STATED PROBLEM ->
Restate each line of the listing exactly, without carrying over any pictures.
# # # # # # #
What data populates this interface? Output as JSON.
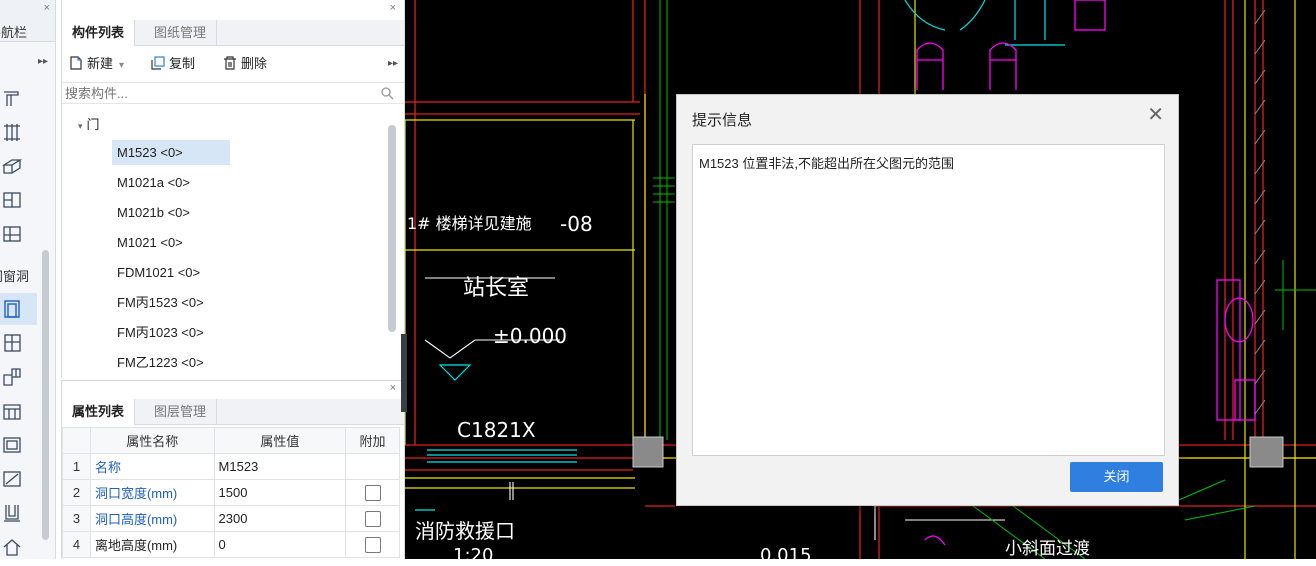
{
  "nav": {
    "title": "导航栏",
    "close_glyph": "×",
    "expand_glyph": "▸▸",
    "section_label": "门窗洞",
    "icons": [
      "wall-icon",
      "grid-icon",
      "beam-icon",
      "slab-icon",
      "column-icon",
      "door-icon",
      "window-icon",
      "door-window-icon",
      "wall-hole-icon",
      "bay-window-icon",
      "opening-icon",
      "niche-icon",
      "lintel-icon",
      "house-icon"
    ]
  },
  "component_panel": {
    "close_glyph": "×",
    "tabs": [
      {
        "label": "构件列表",
        "active": true
      },
      {
        "label": "图纸管理",
        "active": false
      }
    ],
    "toolbar": {
      "new_label": "新建",
      "copy_label": "复制",
      "delete_label": "删除",
      "more_glyph": "▸▸"
    },
    "search": {
      "placeholder": "搜索构件..."
    },
    "tree": {
      "group_label": "门",
      "items": [
        {
          "label": "M1523 <0>",
          "selected": true
        },
        {
          "label": "M1021a <0>",
          "selected": false
        },
        {
          "label": "M1021b <0>",
          "selected": false
        },
        {
          "label": "M1021 <0>",
          "selected": false
        },
        {
          "label": "FDM1021 <0>",
          "selected": false
        },
        {
          "label": "FM丙1523 <0>",
          "selected": false
        },
        {
          "label": "FM丙1023 <0>",
          "selected": false
        },
        {
          "label": "FM乙1223 <0>",
          "selected": false
        }
      ]
    }
  },
  "property_panel": {
    "close_glyph": "×",
    "tabs": [
      {
        "label": "属性列表",
        "active": true
      },
      {
        "label": "图层管理",
        "active": false
      }
    ],
    "columns": [
      "属性名称",
      "属性值",
      "附加"
    ],
    "rows": [
      {
        "num": "1",
        "name": "名称",
        "value": "M1523",
        "checkbox": false,
        "blue": true
      },
      {
        "num": "2",
        "name": "洞口宽度(mm)",
        "value": "1500",
        "checkbox": true,
        "blue": true
      },
      {
        "num": "3",
        "name": "洞口高度(mm)",
        "value": "2300",
        "checkbox": true,
        "blue": true
      },
      {
        "num": "4",
        "name": "离地高度(mm)",
        "value": "0",
        "checkbox": true,
        "blue": false
      }
    ]
  },
  "cad": {
    "texts": {
      "stair_note": "1# 楼梯详见建施",
      "stair_suffix": "-08",
      "room": "站长室",
      "elevation": "±0.000",
      "window_tag": "C1821X",
      "rescue_port": "消防救援口",
      "scale": "1:20",
      "slope_value": "0.015",
      "slope_note": "小斜面过渡"
    },
    "colors": {
      "background": "#000000",
      "wall_red": "#e02020",
      "axis_yellow": "#e6e600",
      "fixture_magenta": "#ff00ff",
      "door_cyan": "#00e5e5",
      "hatch_gray": "#8a8a8a",
      "line_green": "#00c000"
    }
  },
  "dialog": {
    "title": "提示信息",
    "close_glyph": "✕",
    "message": "M1523 位置非法,不能超出所在父图元的范围",
    "button_label": "关闭",
    "accent": "#2f7fe0"
  }
}
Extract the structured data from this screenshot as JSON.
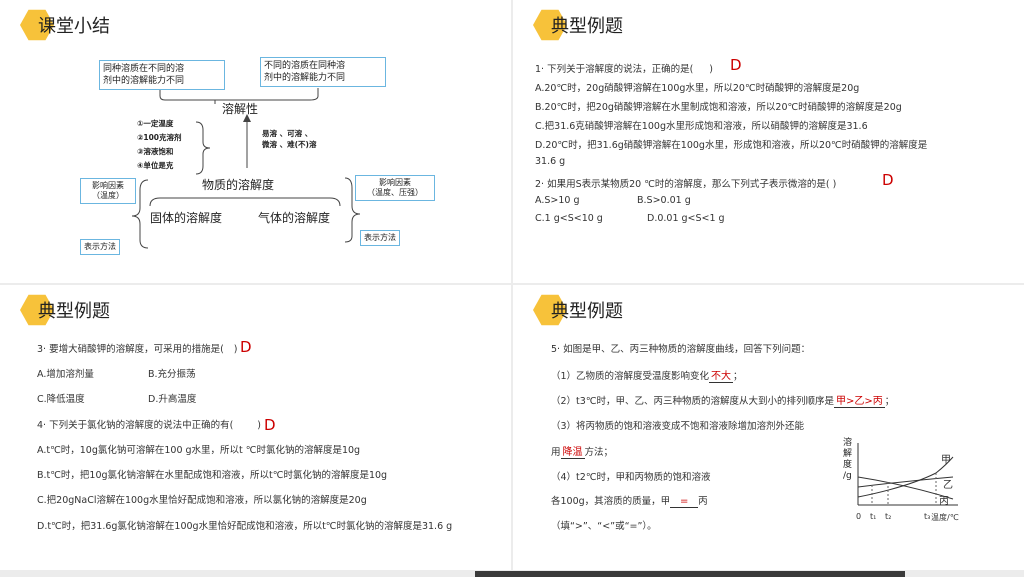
# # # # # # #
FINAL RESULT ->
What data populates this interface? Output as JSON.
{
  "nav": {
    "title": "导航栏",
    "close_glyph": "×",
    "expand_glyph": "▸▸",
    "section_label": "门窗洞",
    "icons": [
      "wall-icon",
      "grid-icon",
      "beam-icon",
      "slab-icon",
      "column-icon",
      "door-icon",
      "window-icon",
      "door-window-icon",
      "wall-hole-icon",
      "bay-window-icon",
      "opening-icon",
      "niche-icon",
      "lintel-icon",
      "house-icon"
    ]
  },
  "component_panel": {
    "close_glyph": "×",
    "tabs": [
      {
        "label": "构件列表",
        "active": true
      },
      {
        "label": "图纸管理",
        "active": false
      }
    ],
    "toolbar": {
      "new_label": "新建",
      "copy_label": "复制",
      "delete_label": "删除",
      "more_glyph": "▸▸"
    },
    "search": {
      "placeholder": "搜索构件..."
    },
    "tree": {
      "group_label": "门",
      "items": [
        {
          "label": "M1523 <0>",
          "selected": true
        },
        {
          "label": "M1021a <0>",
          "selected": false
        },
        {
          "label": "M1021b <0>",
          "selected": false
        },
        {
          "label": "M1021 <0>",
          "selected": false
        },
        {
          "label": "FDM1021 <0>",
          "selected": false
        },
        {
          "label": "FM丙1523 <0>",
          "selected": false
        },
        {
          "label": "FM丙1023 <0>",
          "selected": false
        },
        {
          "label": "FM乙1223 <0>",
          "selected": false
        }
      ]
    }
  },
  "property_panel": {
    "close_glyph": "×",
    "tabs": [
      {
        "label": "属性列表",
        "active": true
      },
      {
        "label": "图层管理",
        "active": false
      }
    ],
    "columns": [
      "属性名称",
      "属性值",
      "附加"
    ],
    "rows": [
      {
        "num": "1",
        "name": "名称",
        "value": "M1523",
        "checkbox": false,
        "blue": true
      },
      {
        "num": "2",
        "name": "洞口宽度(mm)",
        "value": "1500",
        "checkbox": true,
        "blue": true
      },
      {
        "num": "3",
        "name": "洞口高度(mm)",
        "value": "2300",
        "checkbox": true,
        "blue": true
      },
      {
        "num": "4",
        "name": "离地高度(mm)",
        "value": "0",
        "checkbox": true,
        "blue": false
      }
    ]
  },
  "cad": {
    "texts": {
      "stair_note": "1# 楼梯详见建施",
      "stair_suffix": "-08",
      "room": "站长室",
      "elevation": "±0.000",
      "window_tag": "C1821X",
      "rescue_port": "消防救援口",
      "scale": "1:20",
      "slope_value": "0.015",
      "slope_note": "小斜面过渡"
    },
    "colors": {
      "background": "#000000",
      "wall_red": "#e02020",
      "axis_yellow": "#e6e600",
      "fixture_magenta": "#ff00ff",
      "door_cyan": "#00e5e5",
      "hatch_gray": "#8a8a8a",
      "line_green": "#00c000"
    }
  },
  "dialog": {
    "title": "提示信息",
    "close_glyph": "✕",
    "message": "M1523 位置非法,不能超出所在父图元的范围",
    "button_label": "关闭",
    "accent": "#2f7fe0"
  }
}
Extract the structured data from this screenshot as JSON.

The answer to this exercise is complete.